■ **Input rows**
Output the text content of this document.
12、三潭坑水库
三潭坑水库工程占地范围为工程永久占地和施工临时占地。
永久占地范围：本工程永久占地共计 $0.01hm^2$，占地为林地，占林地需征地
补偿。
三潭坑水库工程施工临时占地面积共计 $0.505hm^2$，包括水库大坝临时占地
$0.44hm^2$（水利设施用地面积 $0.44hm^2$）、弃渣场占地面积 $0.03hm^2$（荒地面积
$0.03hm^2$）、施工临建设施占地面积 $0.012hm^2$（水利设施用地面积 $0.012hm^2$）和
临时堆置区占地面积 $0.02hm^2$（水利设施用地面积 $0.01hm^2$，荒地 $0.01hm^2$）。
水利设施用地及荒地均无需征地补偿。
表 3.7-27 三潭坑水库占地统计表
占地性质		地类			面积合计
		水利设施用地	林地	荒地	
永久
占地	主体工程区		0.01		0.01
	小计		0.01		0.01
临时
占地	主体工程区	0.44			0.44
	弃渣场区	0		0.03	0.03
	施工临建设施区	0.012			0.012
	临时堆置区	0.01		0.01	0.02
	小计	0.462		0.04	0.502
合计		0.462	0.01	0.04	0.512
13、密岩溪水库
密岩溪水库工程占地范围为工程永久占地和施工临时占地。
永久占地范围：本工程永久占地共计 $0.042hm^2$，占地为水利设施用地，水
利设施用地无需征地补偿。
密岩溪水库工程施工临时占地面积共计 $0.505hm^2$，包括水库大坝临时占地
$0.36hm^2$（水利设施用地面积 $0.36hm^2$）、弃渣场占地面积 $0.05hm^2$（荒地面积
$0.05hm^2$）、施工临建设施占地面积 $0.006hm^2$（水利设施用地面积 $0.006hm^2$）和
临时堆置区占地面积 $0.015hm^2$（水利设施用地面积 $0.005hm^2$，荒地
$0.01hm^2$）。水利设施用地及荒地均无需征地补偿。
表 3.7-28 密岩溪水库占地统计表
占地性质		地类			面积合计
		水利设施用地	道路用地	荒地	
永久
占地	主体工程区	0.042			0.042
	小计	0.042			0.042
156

■ **Directions**
Give the listing again, word for word.

■ **Solution for this task**
Output the text content of this document.
12、三潭坑水库
三潭坑水库工程占地范围为工程永久占地和施工临时占地。
永久占地范围：本工程永久占地共计 $0.01hm^2$，占地为林地，占林地需征地
补偿。
三潭坑水库工程施工临时占地面积共计 $0.505hm^2$，包括水库大坝临时占地
$0.44hm^2$（水利设施用地面积 $0.44hm^2$）、弃渣场占地面积 $0.03hm^2$（荒地面积
$0.03hm^2$）、施工临建设施占地面积 $0.012hm^2$（水利设施用地面积 $0.012hm^2$）和
临时堆置区占地面积 $0.02hm^2$（水利设施用地面积 $0.01hm^2$，荒地 $0.01hm^2$）。
水利设施用地及荒地均无需征地补偿。
表 3.7-27 三潭坑水库占地统计表
占地性质		地类			面积合计
		水利设施用地	林地	荒地	
永久
占地	主体工程区		0.01		0.01
	小计		0.01		0.01
临时
占地	主体工程区	0.44			0.44
	弃渣场区	0		0.03	0.03
	施工临建设施区	0.012			0.012
	临时堆置区	0.01		0.01	0.02
	小计	0.462		0.04	0.502
合计		0.462	0.01	0.04	0.512
13、密岩溪水库
密岩溪水库工程占地范围为工程永久占地和施工临时占地。
永久占地范围：本工程永久占地共计 $0.042hm^2$，占地为水利设施用地，水
利设施用地无需征地补偿。
密岩溪水库工程施工临时占地面积共计 $0.505hm^2$，包括水库大坝临时占地
$0.36hm^2$（水利设施用地面积 $0.36hm^2$）、弃渣场占地面积 $0.05hm^2$（荒地面积
$0.05hm^2$）、施工临建设施占地面积 $0.006hm^2$（水利设施用地面积 $0.006hm^2$）和
临时堆置区占地面积 $0.015hm^2$（水利设施用地面积 $0.005hm^2$，荒地
$0.01hm^2$）。水利设施用地及荒地均无需征地补偿。
表 3.7-28 密岩溪水库占地统计表
占地性质		地类			面积合计
		水利设施用地	道路用地	荒地	
永久
占地	主体工程区	0.042			0.042
	小计	0.042			0.042
156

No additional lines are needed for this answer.